(INSTRUCTIONS TO FOLLOW): Each entry in the listing below should be restated word for word.
******************************
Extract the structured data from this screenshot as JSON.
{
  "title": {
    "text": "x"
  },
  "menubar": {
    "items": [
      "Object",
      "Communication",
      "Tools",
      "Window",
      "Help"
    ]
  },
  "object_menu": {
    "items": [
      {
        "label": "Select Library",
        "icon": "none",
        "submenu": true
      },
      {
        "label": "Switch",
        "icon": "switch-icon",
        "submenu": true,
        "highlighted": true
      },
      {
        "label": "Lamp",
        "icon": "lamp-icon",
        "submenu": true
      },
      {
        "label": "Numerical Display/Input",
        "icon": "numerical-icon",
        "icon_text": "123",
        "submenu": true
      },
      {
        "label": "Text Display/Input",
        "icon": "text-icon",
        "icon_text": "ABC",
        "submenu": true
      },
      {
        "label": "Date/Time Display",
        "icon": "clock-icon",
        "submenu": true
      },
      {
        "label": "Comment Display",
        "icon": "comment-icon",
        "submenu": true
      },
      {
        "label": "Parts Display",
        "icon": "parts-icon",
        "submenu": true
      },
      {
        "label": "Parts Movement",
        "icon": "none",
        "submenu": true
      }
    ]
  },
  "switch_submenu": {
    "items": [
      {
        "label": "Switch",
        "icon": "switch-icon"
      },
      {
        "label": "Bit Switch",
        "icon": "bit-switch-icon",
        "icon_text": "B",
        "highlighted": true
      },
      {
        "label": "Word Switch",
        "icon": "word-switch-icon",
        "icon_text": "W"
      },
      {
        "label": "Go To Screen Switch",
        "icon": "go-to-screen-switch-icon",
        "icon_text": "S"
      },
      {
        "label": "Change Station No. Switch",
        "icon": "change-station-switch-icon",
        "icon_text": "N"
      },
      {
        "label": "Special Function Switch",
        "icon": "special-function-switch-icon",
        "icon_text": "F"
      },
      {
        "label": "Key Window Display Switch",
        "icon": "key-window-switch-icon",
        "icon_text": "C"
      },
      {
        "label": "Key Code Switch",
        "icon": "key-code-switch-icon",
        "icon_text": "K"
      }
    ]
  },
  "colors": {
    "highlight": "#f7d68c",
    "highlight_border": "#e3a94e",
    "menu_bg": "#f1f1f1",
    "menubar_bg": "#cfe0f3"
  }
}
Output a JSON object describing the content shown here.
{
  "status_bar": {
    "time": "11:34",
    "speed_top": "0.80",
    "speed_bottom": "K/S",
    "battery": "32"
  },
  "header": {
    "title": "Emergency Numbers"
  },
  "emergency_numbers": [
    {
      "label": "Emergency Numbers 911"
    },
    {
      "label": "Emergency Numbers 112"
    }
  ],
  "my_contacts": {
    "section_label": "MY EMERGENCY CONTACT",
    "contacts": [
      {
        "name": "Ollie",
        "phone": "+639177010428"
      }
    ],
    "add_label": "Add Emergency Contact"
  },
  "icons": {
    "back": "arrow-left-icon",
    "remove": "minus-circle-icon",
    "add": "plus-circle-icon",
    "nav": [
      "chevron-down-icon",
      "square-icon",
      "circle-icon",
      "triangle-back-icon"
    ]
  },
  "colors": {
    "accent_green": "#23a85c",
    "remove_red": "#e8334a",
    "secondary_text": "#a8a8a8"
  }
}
******************************
(FULL RESPONSE):
Extract the structured data from this screenshot as JSON.
{
  "title": {
    "text": "x"
  },
  "menubar": {
    "items": [
      "Object",
      "Communication",
      "Tools",
      "Window",
      "Help"
    ]
  },
  "object_menu": {
    "items": [
      {
        "label": "Select Library",
        "icon": "none",
        "submenu": true
      },
      {
        "label": "Switch",
        "icon": "switch-icon",
        "submenu": true,
        "highlighted": true
      },
      {
        "label": "Lamp",
        "icon": "lamp-icon",
        "submenu": true
      },
      {
        "label": "Numerical Display/Input",
        "icon": "numerical-icon",
        "icon_text": "123",
        "submenu": true
      },
      {
        "label": "Text Display/Input",
        "icon": "text-icon",
        "icon_text": "ABC",
        "submenu": true
      },
      {
        "label": "Date/Time Display",
        "icon": "clock-icon",
        "submenu": true
      },
      {
        "label": "Comment Display",
        "icon": "comment-icon",
        "submenu": true
      },
      {
        "label": "Parts Display",
        "icon": "parts-icon",
        "submenu": true
      },
      {
        "label": "Parts Movement",
        "icon": "none",
        "submenu": true
      }
    ]
  },
  "switch_submenu": {
    "items": [
      {
        "label": "Switch",
        "icon": "switch-icon"
      },
      {
        "label": "Bit Switch",
        "icon": "bit-switch-icon",
        "icon_text": "B",
        "highlighted": true
      },
      {
        "label": "Word Switch",
        "icon": "word-switch-icon",
        "icon_text": "W"
      },
      {
        "label": "Go To Screen Switch",
        "icon": "go-to-screen-switch-icon",
        "icon_text": "S"
      },
      {
        "label": "Change Station No. Switch",
        "icon": "change-station-switch-icon",
        "icon_text": "N"
      },
      {
        "label": "Special Function Switch",
        "icon": "special-function-switch-icon",
        "icon_text": "F"
      },
      {
        "label": "Key Window Display Switch",
        "icon": "key-window-switch-icon",
        "icon_text": "C"
      },
      {
        "label": "Key Code Switch",
        "icon": "key-code-switch-icon",
        "icon_text": "K"
      }
    ]
  },
  "colors": {
    "highlight": "#f7d68c",
    "highlight_border": "#e3a94e",
    "menu_bg": "#f1f1f1",
    "menubar_bg": "#cfe0f3"
  }
}
Output a JSON object describing the content shown here.
{
  "status_bar": {
    "time": "11:34",
    "speed_top": "0.80",
    "speed_bottom": "K/S",
    "battery": "32"
  },
  "header": {
    "title": "Emergency Numbers"
  },
  "emergency_numbers": [
    {
      "label": "Emergency Numbers 911"
    },
    {
      "label": "Emergency Numbers 112"
    }
  ],
  "my_contacts": {
    "section_label": "MY EMERGENCY CONTACT",
    "contacts": [
      {
        "name": "Ollie",
        "phone": "+639177010428"
      }
    ],
    "add_label": "Add Emergency Contact"
  },
  "icons": {
    "back": "arrow-left-icon",
    "remove": "minus-circle-icon",
    "add": "plus-circle-icon",
    "nav": [
      "chevron-down-icon",
      "square-icon",
      "circle-icon",
      "triangle-back-icon"
    ]
  },
  "colors": {
    "accent_green": "#23a85c",
    "remove_red": "#e8334a",
    "secondary_text": "#a8a8a8"
  }
}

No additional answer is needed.